▸ What is required
Write out the listing in full, matching it word for word.

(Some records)
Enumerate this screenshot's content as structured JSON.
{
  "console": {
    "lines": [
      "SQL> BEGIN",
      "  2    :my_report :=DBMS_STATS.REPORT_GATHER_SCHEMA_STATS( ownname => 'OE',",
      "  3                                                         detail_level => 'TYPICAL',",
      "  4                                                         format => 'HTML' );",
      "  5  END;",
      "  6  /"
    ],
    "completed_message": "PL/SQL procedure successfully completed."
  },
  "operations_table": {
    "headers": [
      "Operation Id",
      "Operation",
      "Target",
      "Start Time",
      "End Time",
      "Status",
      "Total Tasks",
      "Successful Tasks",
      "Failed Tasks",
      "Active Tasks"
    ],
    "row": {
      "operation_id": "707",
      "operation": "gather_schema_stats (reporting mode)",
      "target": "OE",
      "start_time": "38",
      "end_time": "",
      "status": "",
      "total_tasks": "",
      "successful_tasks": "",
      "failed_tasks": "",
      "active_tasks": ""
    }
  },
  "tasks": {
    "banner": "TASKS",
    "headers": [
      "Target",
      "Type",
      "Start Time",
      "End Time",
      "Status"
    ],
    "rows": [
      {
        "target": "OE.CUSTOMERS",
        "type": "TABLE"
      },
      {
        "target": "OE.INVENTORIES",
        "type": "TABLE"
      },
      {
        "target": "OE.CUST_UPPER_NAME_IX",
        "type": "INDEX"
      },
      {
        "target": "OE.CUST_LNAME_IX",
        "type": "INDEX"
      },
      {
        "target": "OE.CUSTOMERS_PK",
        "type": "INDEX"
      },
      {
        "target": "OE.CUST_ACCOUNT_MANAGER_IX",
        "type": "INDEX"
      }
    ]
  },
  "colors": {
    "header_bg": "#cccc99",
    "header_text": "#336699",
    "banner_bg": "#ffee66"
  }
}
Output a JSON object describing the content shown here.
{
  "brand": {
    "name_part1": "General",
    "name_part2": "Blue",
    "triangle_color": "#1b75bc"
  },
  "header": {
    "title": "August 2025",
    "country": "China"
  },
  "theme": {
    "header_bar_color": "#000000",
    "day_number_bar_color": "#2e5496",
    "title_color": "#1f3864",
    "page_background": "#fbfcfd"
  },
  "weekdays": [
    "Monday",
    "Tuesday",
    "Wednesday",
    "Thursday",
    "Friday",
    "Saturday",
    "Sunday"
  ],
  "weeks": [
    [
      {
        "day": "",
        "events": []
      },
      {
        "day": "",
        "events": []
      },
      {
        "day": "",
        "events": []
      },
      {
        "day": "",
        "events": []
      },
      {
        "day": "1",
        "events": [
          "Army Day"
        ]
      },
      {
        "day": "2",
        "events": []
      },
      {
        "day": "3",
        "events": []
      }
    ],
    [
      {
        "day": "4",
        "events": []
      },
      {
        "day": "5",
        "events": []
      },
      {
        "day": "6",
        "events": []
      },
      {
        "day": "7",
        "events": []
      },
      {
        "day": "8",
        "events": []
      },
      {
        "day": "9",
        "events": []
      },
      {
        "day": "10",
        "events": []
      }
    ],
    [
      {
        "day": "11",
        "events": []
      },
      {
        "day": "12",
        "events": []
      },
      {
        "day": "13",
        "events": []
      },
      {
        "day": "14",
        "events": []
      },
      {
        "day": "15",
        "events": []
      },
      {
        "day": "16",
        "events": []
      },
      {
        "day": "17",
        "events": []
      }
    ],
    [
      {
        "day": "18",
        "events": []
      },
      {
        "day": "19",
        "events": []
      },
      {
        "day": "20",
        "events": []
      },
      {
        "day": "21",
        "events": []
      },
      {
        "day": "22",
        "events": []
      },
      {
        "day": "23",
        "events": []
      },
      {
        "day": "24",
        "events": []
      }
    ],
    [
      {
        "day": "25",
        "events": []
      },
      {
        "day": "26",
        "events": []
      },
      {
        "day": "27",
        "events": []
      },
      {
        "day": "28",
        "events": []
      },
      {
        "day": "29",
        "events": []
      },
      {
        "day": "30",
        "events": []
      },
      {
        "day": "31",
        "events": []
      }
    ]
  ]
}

▸ In response
Enumerate this screenshot's content as structured JSON.
{
  "console": {
    "lines": [
      "SQL> BEGIN",
      "  2    :my_report :=DBMS_STATS.REPORT_GATHER_SCHEMA_STATS( ownname => 'OE',",
      "  3                                                         detail_level => 'TYPICAL',",
      "  4                                                         format => 'HTML' );",
      "  5  END;",
      "  6  /"
    ],
    "completed_message": "PL/SQL procedure successfully completed."
  },
  "operations_table": {
    "headers": [
      "Operation Id",
      "Operation",
      "Target",
      "Start Time",
      "End Time",
      "Status",
      "Total Tasks",
      "Successful Tasks",
      "Failed Tasks",
      "Active Tasks"
    ],
    "row": {
      "operation_id": "707",
      "operation": "gather_schema_stats (reporting mode)",
      "target": "OE",
      "start_time": "38",
      "end_time": "",
      "status": "",
      "total_tasks": "",
      "successful_tasks": "",
      "failed_tasks": "",
      "active_tasks": ""
    }
  },
  "tasks": {
    "banner": "TASKS",
    "headers": [
      "Target",
      "Type",
      "Start Time",
      "End Time",
      "Status"
    ],
    "rows": [
      {
        "target": "OE.CUSTOMERS",
        "type": "TABLE"
      },
      {
        "target": "OE.INVENTORIES",
        "type": "TABLE"
      },
      {
        "target": "OE.CUST_UPPER_NAME_IX",
        "type": "INDEX"
      },
      {
        "target": "OE.CUST_LNAME_IX",
        "type": "INDEX"
      },
      {
        "target": "OE.CUSTOMERS_PK",
        "type": "INDEX"
      },
      {
        "target": "OE.CUST_ACCOUNT_MANAGER_IX",
        "type": "INDEX"
      }
    ]
  },
  "colors": {
    "header_bg": "#cccc99",
    "header_text": "#336699",
    "banner_bg": "#ffee66"
  }
}
Output a JSON object describing the content shown here.
{
  "brand": {
    "name_part1": "General",
    "name_part2": "Blue",
    "triangle_color": "#1b75bc"
  },
  "header": {
    "title": "August 2025",
    "country": "China"
  },
  "theme": {
    "header_bar_color": "#000000",
    "day_number_bar_color": "#2e5496",
    "title_color": "#1f3864",
    "page_background": "#fbfcfd"
  },
  "weekdays": [
    "Monday",
    "Tuesday",
    "Wednesday",
    "Thursday",
    "Friday",
    "Saturday",
    "Sunday"
  ],
  "weeks": [
    [
      {
        "day": "",
        "events": []
      },
      {
        "day": "",
        "events": []
      },
      {
        "day": "",
        "events": []
      },
      {
        "day": "",
        "events": []
      },
      {
        "day": "1",
        "events": [
          "Army Day"
        ]
      },
      {
        "day": "2",
        "events": []
      },
      {
        "day": "3",
        "events": []
      }
    ],
    [
      {
        "day": "4",
        "events": []
      },
      {
        "day": "5",
        "events": []
      },
      {
        "day": "6",
        "events": []
      },
      {
        "day": "7",
        "events": []
      },
      {
        "day": "8",
        "events": []
      },
      {
        "day": "9",
        "events": []
      },
      {
        "day": "10",
        "events": []
      }
    ],
    [
      {
        "day": "11",
        "events": []
      },
      {
        "day": "12",
        "events": []
      },
      {
        "day": "13",
        "events": []
      },
      {
        "day": "14",
        "events": []
      },
      {
        "day": "15",
        "events": []
      },
      {
        "day": "16",
        "events": []
      },
      {
        "day": "17",
        "events": []
      }
    ],
    [
      {
        "day": "18",
        "events": []
      },
      {
        "day": "19",
        "events": []
      },
      {
        "day": "20",
        "events": []
      },
      {
        "day": "21",
        "events": []
      },
      {
        "day": "22",
        "events": []
      },
      {
        "day": "23",
        "events": []
      },
      {
        "day": "24",
        "events": []
      }
    ],
    [
      {
        "day": "25",
        "events": []
      },
      {
        "day": "26",
        "events": []
      },
      {
        "day": "27",
        "events": []
      },
      {
        "day": "28",
        "events": []
      },
      {
        "day": "29",
        "events": []
      },
      {
        "day": "30",
        "events": []
      },
      {
        "day": "31",
        "events": []
      }
    ]
  ]
}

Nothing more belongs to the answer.